- Do this:
Omit every picture and write out the rest of the records exactly.

-------

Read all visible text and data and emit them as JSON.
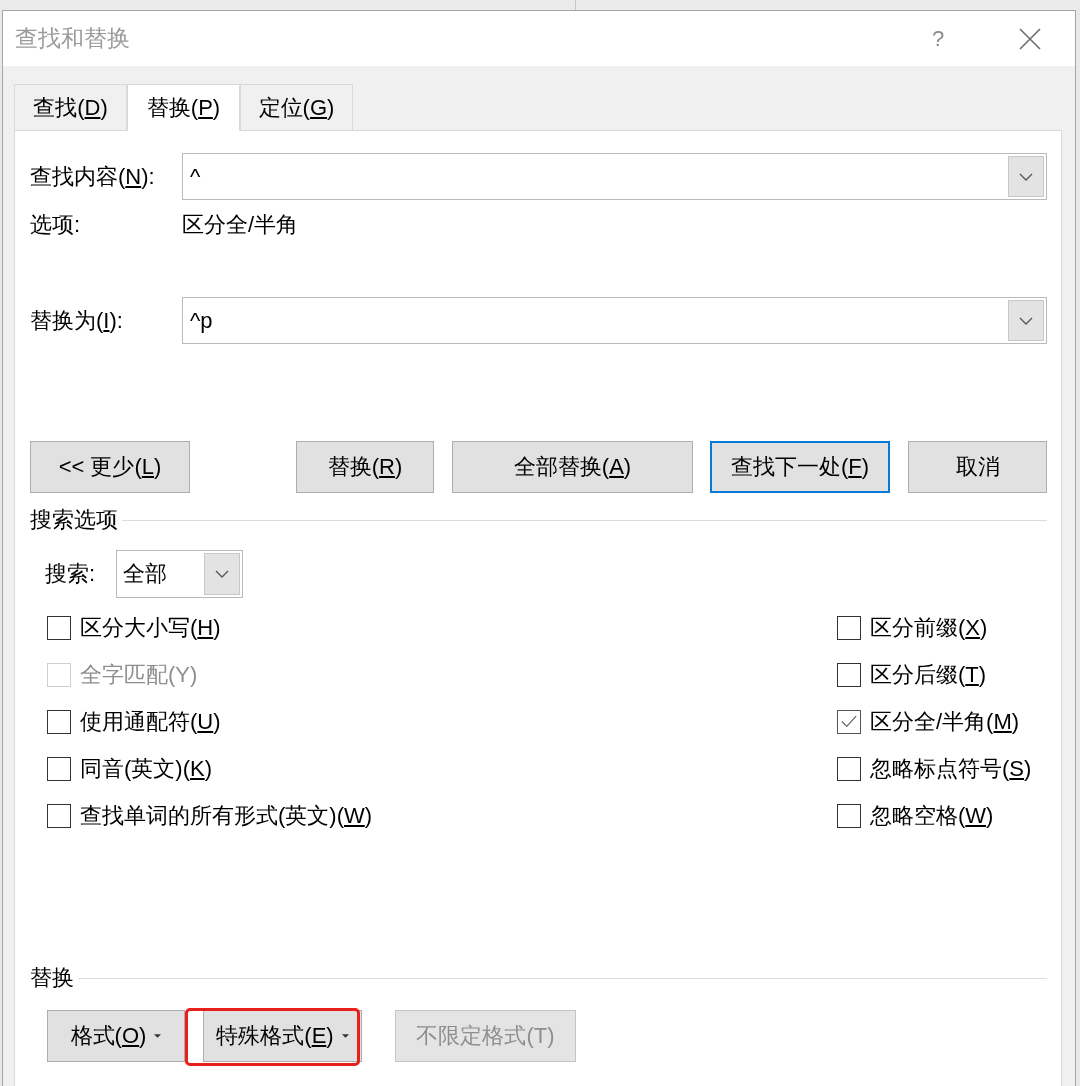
{
  "window": {
    "title": "查找和替换",
    "help": "?"
  },
  "tabs": [
    {
      "label": "查找(D)",
      "key_underlined": true,
      "selected": false
    },
    {
      "label": "替换(P)",
      "key_underlined": true,
      "selected": true
    },
    {
      "label": "定位(G)",
      "key_underlined": true,
      "selected": false
    }
  ],
  "find": {
    "label": "查找内容(N):",
    "key_underlined": true,
    "value": "^"
  },
  "options": {
    "label": "选项:",
    "value": "区分全/半角"
  },
  "replace_with": {
    "label": "替换为(I):",
    "key_underlined": true,
    "value": "^p"
  },
  "buttons": [
    {
      "label": "<< 更少(L)",
      "key_underlined": true,
      "focused": false
    },
    {
      "label": "替换(R)",
      "key_underlined": true,
      "focused": false
    },
    {
      "label": "全部替换(A)",
      "key_underlined": true,
      "focused": false
    },
    {
      "label": "查找下一处(F)",
      "key_underlined": true,
      "focused": true
    },
    {
      "label": "取消",
      "focused": false
    }
  ],
  "search_options": {
    "title": "搜索选项",
    "search_label": "搜索:",
    "search_value": "全部",
    "left": [
      {
        "label": "区分大小写(H)",
        "key_underlined": true,
        "checked": false,
        "disabled": false
      },
      {
        "label": "全字匹配(Y)",
        "key_underlined": false,
        "checked": false,
        "disabled": true
      },
      {
        "label": "使用通配符(U)",
        "key_underlined": true,
        "checked": false,
        "disabled": false
      },
      {
        "label": "同音(英文)(K)",
        "key_underlined": true,
        "checked": false,
        "disabled": false
      },
      {
        "label": "查找单词的所有形式(英文)(W)",
        "key_underlined": true,
        "checked": false,
        "disabled": false
      }
    ],
    "right": [
      {
        "label": "区分前缀(X)",
        "key_underlined": true,
        "checked": false,
        "disabled": false
      },
      {
        "label": "区分后缀(T)",
        "key_underlined": true,
        "checked": false,
        "disabled": false
      },
      {
        "label": "区分全/半角(M)",
        "key_underlined": true,
        "checked": true,
        "disabled": false
      },
      {
        "label": "忽略标点符号(S)",
        "key_underlined": true,
        "checked": false,
        "disabled": false
      },
      {
        "label": "忽略空格(W)",
        "key_underlined": true,
        "checked": false,
        "disabled": false
      }
    ]
  },
  "replace_section": {
    "title": "替换",
    "buttons": [
      {
        "label": "格式(O)",
        "key_underlined": true,
        "dropdown": true,
        "disabled": false,
        "highlighted": false
      },
      {
        "label": "特殊格式(E)",
        "key_underlined": true,
        "dropdown": true,
        "disabled": false,
        "highlighted": true
      },
      {
        "label": "不限定格式(T)",
        "key_underlined": false,
        "dropdown": false,
        "disabled": true,
        "highlighted": false
      }
    ]
  }
}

-------

- Task answer:
Read all visible text and data and emit them as JSON.
{
  "window": {
    "title": "查找和替换",
    "help": "?"
  },
  "tabs": [
    {
      "label": "查找(D)",
      "key_underlined": true,
      "selected": false
    },
    {
      "label": "替换(P)",
      "key_underlined": true,
      "selected": true
    },
    {
      "label": "定位(G)",
      "key_underlined": true,
      "selected": false
    }
  ],
  "find": {
    "label": "查找内容(N):",
    "key_underlined": true,
    "value": "^"
  },
  "options": {
    "label": "选项:",
    "value": "区分全/半角"
  },
  "replace_with": {
    "label": "替换为(I):",
    "key_underlined": true,
    "value": "^p"
  },
  "buttons": [
    {
      "label": "<< 更少(L)",
      "key_underlined": true,
      "focused": false
    },
    {
      "label": "替换(R)",
      "key_underlined": true,
      "focused": false
    },
    {
      "label": "全部替换(A)",
      "key_underlined": true,
      "focused": false
    },
    {
      "label": "查找下一处(F)",
      "key_underlined": true,
      "focused": true
    },
    {
      "label": "取消",
      "focused": false
    }
  ],
  "search_options": {
    "title": "搜索选项",
    "search_label": "搜索:",
    "search_value": "全部",
    "left": [
      {
        "label": "区分大小写(H)",
        "key_underlined": true,
        "checked": false,
        "disabled": false
      },
      {
        "label": "全字匹配(Y)",
        "key_underlined": false,
        "checked": false,
        "disabled": true
      },
      {
        "label": "使用通配符(U)",
        "key_underlined": true,
        "checked": false,
        "disabled": false
      },
      {
        "label": "同音(英文)(K)",
        "key_underlined": true,
        "checked": false,
        "disabled": false
      },
      {
        "label": "查找单词的所有形式(英文)(W)",
        "key_underlined": true,
        "checked": false,
        "disabled": false
      }
    ],
    "right": [
      {
        "label": "区分前缀(X)",
        "key_underlined": true,
        "checked": false,
        "disabled": false
      },
      {
        "label": "区分后缀(T)",
        "key_underlined": true,
        "checked": false,
        "disabled": false
      },
      {
        "label": "区分全/半角(M)",
        "key_underlined": true,
        "checked": true,
        "disabled": false
      },
      {
        "label": "忽略标点符号(S)",
        "key_underlined": true,
        "checked": false,
        "disabled": false
      },
      {
        "label": "忽略空格(W)",
        "key_underlined": true,
        "checked": false,
        "disabled": false
      }
    ]
  },
  "replace_section": {
    "title": "替换",
    "buttons": [
      {
        "label": "格式(O)",
        "key_underlined": true,
        "dropdown": true,
        "disabled": false,
        "highlighted": false
      },
      {
        "label": "特殊格式(E)",
        "key_underlined": true,
        "dropdown": true,
        "disabled": false,
        "highlighted": true
      },
      {
        "label": "不限定格式(T)",
        "key_underlined": false,
        "dropdown": false,
        "disabled": true,
        "highlighted": false
      }
    ]
  }
}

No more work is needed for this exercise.